* RECORDS SHOWN
----
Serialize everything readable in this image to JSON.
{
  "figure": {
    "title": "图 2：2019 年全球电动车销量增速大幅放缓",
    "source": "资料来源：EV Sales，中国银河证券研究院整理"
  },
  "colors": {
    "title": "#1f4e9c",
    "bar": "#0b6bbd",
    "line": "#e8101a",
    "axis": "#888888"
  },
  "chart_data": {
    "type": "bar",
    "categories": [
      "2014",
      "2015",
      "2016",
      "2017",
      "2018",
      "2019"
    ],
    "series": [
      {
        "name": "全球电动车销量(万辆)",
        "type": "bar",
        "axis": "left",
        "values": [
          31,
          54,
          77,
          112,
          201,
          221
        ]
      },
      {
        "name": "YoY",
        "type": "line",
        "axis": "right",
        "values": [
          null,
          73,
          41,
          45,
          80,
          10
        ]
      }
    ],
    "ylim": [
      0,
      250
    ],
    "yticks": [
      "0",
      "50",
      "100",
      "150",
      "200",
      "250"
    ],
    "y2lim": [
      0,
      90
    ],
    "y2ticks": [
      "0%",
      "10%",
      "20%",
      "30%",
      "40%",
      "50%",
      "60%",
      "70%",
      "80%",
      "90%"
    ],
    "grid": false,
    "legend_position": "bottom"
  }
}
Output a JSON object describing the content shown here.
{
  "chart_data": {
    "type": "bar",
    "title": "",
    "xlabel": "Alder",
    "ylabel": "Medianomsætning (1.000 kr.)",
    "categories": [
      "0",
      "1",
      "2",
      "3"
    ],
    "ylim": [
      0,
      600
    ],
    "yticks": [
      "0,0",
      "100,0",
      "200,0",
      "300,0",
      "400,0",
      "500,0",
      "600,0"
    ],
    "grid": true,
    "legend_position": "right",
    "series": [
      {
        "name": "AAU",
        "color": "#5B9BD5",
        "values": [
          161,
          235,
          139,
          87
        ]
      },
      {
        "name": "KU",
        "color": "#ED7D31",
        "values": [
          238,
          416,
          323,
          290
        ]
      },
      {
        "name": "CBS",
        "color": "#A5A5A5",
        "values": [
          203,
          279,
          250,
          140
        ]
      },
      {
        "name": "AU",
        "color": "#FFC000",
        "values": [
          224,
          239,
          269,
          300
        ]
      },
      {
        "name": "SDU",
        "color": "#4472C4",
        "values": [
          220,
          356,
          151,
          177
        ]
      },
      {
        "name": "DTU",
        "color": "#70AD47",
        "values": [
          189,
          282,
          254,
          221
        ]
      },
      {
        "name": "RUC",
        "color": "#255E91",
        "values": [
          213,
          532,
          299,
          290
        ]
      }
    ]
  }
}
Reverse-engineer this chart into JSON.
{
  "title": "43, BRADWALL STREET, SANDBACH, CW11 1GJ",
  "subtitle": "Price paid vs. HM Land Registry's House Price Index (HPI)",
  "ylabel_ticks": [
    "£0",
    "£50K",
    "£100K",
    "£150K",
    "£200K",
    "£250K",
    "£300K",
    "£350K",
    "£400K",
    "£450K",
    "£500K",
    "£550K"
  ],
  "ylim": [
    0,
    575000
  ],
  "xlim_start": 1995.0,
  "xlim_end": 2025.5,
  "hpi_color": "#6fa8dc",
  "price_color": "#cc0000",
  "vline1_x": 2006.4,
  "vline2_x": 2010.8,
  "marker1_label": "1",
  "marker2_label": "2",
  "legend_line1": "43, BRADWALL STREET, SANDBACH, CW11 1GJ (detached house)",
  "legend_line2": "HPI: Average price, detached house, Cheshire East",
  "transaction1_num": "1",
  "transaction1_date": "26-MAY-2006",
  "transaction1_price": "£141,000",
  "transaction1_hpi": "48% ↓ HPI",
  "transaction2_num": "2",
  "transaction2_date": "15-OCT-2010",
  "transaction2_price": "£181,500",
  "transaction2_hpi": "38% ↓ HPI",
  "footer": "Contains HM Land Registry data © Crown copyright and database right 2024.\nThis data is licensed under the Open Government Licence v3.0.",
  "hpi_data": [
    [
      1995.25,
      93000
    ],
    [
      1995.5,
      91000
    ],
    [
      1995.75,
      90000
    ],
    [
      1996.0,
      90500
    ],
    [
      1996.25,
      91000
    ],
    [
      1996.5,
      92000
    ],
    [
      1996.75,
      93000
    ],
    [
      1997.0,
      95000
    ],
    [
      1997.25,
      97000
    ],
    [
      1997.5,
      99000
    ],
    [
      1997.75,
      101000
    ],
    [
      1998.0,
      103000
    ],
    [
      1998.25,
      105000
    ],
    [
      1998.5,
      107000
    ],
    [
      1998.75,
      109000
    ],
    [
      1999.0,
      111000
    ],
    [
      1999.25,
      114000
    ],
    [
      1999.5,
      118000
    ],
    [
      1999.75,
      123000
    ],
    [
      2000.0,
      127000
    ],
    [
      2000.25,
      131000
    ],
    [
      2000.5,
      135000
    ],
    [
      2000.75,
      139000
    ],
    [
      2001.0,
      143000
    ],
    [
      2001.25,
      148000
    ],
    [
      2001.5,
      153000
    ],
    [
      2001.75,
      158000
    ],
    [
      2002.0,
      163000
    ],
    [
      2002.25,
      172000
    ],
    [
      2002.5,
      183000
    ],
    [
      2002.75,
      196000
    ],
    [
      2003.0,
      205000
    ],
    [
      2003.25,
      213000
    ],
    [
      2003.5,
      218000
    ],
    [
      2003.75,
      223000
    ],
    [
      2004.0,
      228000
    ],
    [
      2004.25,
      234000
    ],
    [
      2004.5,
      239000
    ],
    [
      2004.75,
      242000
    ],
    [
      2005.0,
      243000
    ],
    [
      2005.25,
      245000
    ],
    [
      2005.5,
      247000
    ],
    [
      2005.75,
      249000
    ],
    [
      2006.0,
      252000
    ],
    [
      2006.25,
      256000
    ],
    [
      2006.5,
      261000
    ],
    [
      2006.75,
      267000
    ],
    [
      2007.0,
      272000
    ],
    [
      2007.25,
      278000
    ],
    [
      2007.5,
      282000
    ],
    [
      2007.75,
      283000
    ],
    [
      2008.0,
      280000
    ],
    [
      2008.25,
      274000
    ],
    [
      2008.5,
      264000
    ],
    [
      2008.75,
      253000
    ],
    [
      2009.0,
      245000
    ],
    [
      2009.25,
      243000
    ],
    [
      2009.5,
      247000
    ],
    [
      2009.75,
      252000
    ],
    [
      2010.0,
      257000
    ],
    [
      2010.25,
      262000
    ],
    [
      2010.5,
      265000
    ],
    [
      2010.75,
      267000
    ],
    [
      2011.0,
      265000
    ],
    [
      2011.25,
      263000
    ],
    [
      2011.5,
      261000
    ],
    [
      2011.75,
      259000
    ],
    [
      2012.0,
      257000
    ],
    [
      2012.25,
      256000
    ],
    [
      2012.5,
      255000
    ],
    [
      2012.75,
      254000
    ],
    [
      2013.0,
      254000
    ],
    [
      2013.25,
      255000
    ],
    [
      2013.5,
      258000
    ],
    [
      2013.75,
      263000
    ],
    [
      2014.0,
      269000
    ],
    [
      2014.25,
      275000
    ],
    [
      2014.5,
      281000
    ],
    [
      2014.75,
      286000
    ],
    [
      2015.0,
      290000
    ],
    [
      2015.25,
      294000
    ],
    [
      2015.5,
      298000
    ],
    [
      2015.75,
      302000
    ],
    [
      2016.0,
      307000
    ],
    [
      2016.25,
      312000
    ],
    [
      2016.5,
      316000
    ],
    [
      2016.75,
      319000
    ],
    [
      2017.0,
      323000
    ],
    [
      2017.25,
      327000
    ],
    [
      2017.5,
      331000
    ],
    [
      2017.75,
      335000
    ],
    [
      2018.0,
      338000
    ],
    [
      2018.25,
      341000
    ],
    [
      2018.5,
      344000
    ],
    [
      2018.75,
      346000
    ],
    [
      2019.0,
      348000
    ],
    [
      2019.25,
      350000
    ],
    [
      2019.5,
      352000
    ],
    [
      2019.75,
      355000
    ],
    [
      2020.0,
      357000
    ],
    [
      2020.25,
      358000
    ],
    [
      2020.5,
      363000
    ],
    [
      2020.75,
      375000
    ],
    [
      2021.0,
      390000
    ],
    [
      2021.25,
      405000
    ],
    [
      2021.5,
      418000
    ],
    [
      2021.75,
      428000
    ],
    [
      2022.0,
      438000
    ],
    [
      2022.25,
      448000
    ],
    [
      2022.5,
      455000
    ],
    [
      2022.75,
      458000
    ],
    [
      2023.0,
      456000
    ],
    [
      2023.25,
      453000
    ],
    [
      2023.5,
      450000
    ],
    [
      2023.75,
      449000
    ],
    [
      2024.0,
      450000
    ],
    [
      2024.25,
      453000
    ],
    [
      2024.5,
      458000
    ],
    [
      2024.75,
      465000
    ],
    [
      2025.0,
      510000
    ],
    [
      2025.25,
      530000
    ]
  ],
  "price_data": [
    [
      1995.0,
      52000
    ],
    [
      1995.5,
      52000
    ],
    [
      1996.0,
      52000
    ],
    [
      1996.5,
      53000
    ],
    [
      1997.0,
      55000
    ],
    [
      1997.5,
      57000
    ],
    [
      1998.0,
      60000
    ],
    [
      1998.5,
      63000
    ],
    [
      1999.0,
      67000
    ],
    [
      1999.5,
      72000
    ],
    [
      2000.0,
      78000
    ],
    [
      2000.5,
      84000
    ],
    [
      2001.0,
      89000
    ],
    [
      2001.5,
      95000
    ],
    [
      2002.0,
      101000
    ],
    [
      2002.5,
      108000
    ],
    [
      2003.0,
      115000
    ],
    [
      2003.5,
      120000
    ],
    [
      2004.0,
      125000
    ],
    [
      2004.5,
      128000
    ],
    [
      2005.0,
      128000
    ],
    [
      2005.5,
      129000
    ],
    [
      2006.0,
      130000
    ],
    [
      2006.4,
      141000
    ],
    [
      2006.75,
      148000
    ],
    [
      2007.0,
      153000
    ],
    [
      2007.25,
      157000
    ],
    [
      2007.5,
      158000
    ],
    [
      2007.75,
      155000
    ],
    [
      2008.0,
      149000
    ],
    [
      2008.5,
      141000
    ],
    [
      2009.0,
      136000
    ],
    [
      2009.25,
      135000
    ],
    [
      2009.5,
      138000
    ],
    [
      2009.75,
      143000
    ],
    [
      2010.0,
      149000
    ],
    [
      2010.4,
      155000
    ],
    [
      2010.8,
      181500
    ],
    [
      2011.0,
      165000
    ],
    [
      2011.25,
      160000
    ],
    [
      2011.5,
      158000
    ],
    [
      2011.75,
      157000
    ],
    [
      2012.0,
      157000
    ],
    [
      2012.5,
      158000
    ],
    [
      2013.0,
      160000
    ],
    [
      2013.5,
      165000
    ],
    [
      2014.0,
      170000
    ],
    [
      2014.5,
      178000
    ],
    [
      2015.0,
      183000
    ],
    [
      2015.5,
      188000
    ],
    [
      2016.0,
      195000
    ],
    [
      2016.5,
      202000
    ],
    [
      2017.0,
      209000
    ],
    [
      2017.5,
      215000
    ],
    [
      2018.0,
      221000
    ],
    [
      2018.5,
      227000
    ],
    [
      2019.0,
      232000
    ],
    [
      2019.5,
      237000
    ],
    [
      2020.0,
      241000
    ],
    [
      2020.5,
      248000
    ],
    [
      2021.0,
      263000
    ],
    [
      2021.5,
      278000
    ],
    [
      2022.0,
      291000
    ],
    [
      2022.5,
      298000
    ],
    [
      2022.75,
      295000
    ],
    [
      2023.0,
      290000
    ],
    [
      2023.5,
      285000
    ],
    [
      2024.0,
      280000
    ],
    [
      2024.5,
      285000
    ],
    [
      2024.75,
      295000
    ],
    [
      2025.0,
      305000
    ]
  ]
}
----
* GOAL
Report only how many lines of the listing hold the word "right".

* EXPECTED ANSWER
3